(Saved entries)

---------------

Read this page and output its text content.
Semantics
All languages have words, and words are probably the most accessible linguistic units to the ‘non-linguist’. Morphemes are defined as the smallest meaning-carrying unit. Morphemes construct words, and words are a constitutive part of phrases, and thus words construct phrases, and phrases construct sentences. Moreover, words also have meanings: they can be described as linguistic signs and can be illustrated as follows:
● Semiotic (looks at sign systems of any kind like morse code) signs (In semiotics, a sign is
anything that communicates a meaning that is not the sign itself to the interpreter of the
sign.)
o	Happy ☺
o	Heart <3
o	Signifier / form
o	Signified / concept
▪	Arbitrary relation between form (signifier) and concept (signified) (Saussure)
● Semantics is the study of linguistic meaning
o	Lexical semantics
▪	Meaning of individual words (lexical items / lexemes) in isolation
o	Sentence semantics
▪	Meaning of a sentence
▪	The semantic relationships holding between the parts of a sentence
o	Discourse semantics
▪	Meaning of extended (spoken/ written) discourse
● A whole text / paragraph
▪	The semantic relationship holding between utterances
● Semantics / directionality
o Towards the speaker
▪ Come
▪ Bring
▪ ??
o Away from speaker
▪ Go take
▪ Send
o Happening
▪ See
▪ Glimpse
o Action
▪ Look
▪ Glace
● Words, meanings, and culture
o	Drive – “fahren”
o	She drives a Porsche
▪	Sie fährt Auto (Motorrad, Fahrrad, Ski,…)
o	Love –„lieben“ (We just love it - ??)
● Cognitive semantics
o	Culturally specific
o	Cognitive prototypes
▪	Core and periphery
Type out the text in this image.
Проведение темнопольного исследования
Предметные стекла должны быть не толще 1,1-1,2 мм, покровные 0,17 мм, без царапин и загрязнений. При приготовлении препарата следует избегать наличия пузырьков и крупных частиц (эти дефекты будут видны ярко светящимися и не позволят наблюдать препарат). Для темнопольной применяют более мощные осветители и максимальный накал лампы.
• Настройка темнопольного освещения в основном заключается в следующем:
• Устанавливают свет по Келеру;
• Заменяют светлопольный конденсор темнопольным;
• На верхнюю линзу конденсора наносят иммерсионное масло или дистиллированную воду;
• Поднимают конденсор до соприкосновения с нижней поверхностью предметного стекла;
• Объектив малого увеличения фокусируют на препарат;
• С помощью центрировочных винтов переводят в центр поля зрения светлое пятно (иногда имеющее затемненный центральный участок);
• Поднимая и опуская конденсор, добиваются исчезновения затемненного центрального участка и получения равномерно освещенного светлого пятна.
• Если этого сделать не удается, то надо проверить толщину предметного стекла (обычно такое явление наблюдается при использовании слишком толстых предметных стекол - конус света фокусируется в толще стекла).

---------------

SHORT PROBLEM
Each line that contains the word "speaker" counts toward the total; give only that total.

FINISHED EXERCISE
2